*WHAT IS BEING ASKED*: Every line that contains the word "content" should be copied.
◆ ◆ ◆
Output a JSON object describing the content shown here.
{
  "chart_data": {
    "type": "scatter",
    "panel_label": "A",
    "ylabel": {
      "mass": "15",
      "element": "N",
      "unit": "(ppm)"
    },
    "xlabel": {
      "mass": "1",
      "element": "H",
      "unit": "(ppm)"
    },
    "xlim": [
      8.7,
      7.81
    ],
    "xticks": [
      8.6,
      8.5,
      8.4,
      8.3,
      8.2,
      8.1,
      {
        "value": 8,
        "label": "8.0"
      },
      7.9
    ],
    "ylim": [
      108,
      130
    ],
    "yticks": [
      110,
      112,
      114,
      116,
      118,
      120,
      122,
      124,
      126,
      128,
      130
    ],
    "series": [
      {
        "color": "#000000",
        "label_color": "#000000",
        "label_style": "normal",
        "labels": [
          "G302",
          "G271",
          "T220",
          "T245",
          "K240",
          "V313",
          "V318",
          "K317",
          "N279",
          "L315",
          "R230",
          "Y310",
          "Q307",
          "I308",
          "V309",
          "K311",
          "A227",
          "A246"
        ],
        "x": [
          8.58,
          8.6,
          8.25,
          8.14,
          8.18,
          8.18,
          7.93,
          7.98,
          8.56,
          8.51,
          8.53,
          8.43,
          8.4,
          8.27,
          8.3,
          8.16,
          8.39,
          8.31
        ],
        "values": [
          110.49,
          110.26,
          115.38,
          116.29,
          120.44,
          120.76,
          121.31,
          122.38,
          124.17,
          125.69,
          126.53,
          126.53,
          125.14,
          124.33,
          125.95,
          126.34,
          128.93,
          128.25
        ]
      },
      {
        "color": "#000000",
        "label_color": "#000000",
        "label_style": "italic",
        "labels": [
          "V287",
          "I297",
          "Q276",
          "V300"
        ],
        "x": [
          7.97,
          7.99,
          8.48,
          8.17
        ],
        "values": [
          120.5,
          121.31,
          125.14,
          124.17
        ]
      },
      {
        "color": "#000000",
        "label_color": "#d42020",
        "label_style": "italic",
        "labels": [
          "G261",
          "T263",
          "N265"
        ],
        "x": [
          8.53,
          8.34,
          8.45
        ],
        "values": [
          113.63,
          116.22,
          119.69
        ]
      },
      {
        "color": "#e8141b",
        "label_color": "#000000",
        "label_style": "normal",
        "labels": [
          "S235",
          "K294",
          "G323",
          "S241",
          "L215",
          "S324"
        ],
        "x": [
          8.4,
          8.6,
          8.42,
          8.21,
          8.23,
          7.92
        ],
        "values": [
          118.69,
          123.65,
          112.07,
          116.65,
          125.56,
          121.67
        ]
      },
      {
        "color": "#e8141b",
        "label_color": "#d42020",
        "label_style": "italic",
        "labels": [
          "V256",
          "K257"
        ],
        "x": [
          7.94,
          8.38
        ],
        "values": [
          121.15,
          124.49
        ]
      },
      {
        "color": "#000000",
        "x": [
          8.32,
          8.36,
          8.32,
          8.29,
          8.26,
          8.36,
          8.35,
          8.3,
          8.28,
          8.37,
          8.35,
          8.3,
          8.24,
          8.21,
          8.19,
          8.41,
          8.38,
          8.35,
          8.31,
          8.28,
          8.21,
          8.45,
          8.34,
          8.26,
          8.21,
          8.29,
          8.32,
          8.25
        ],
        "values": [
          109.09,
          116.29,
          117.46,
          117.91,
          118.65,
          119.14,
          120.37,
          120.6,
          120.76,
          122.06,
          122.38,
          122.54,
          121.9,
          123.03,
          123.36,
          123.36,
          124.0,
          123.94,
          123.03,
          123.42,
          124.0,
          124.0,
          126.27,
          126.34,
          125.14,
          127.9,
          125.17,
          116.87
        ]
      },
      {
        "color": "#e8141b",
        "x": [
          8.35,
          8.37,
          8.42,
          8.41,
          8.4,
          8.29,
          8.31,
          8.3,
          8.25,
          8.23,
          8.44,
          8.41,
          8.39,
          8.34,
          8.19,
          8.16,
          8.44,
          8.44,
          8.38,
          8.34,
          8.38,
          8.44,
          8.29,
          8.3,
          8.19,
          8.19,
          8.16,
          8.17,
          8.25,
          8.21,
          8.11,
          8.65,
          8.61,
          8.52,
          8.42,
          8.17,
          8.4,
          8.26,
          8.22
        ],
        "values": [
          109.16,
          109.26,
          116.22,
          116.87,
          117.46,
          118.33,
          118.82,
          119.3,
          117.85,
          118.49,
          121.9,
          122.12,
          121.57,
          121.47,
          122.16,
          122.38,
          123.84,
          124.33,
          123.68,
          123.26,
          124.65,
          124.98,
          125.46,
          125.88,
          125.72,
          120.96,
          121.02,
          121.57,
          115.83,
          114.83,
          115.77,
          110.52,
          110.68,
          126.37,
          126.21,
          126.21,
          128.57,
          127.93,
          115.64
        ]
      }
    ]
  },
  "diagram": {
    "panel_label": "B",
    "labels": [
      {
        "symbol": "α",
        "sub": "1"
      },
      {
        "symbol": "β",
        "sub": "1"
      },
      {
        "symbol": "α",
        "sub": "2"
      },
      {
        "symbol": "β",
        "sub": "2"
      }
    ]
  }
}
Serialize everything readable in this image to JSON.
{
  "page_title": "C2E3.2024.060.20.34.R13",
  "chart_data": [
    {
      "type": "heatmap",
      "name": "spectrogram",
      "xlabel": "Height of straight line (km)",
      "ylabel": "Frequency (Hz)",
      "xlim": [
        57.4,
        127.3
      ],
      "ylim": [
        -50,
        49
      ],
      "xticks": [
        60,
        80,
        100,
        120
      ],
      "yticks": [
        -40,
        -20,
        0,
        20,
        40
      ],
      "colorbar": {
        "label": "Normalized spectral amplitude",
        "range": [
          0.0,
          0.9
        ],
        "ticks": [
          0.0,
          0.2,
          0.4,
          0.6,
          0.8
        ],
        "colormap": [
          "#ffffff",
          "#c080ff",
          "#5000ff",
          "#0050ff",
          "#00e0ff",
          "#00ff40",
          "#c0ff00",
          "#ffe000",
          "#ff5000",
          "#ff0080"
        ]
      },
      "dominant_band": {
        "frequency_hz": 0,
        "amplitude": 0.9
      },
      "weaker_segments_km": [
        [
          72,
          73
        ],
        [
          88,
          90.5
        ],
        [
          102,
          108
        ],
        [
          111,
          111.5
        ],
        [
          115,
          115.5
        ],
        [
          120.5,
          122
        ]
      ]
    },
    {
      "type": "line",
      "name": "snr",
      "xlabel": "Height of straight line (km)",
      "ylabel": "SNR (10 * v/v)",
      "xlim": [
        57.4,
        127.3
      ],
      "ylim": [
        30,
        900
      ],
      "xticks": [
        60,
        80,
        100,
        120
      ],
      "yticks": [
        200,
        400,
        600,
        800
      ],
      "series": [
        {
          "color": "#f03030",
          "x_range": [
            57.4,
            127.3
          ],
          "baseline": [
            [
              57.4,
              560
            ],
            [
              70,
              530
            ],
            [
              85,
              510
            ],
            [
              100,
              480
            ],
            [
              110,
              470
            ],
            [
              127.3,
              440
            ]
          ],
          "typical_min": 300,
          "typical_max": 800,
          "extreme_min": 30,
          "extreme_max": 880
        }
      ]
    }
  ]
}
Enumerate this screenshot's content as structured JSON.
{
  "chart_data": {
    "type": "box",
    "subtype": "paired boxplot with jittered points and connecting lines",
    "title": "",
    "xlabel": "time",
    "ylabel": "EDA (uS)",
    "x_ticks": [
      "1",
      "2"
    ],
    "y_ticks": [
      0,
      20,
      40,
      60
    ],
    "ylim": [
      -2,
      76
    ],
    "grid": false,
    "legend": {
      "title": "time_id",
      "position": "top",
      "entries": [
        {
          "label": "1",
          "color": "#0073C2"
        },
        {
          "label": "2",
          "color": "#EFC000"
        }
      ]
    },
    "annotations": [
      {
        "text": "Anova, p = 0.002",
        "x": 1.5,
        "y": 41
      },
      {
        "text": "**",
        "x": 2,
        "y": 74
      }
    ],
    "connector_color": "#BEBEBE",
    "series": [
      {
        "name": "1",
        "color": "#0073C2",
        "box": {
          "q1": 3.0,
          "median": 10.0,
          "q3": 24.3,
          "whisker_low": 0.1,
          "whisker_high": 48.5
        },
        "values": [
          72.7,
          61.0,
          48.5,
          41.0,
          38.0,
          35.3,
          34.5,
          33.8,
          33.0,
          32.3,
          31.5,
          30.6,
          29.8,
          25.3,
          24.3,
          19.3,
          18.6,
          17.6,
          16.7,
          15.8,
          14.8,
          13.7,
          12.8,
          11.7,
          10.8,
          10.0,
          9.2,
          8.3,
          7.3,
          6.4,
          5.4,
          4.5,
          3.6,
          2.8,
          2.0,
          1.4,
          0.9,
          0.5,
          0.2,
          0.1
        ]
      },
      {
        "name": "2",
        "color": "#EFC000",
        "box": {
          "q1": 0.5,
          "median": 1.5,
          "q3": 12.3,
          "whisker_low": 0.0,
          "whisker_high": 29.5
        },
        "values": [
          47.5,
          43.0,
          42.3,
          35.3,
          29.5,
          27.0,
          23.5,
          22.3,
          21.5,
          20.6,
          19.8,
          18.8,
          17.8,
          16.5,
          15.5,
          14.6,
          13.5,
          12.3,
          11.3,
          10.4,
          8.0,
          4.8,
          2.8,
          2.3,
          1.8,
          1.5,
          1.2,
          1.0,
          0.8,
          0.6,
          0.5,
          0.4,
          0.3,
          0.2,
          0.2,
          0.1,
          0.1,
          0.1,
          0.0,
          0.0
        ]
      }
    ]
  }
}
◆ ◆ ◆
*COMPLETE OUTPUT*:
Output a JSON object describing the content shown here.
Enumerate this screenshot's content as structured JSON.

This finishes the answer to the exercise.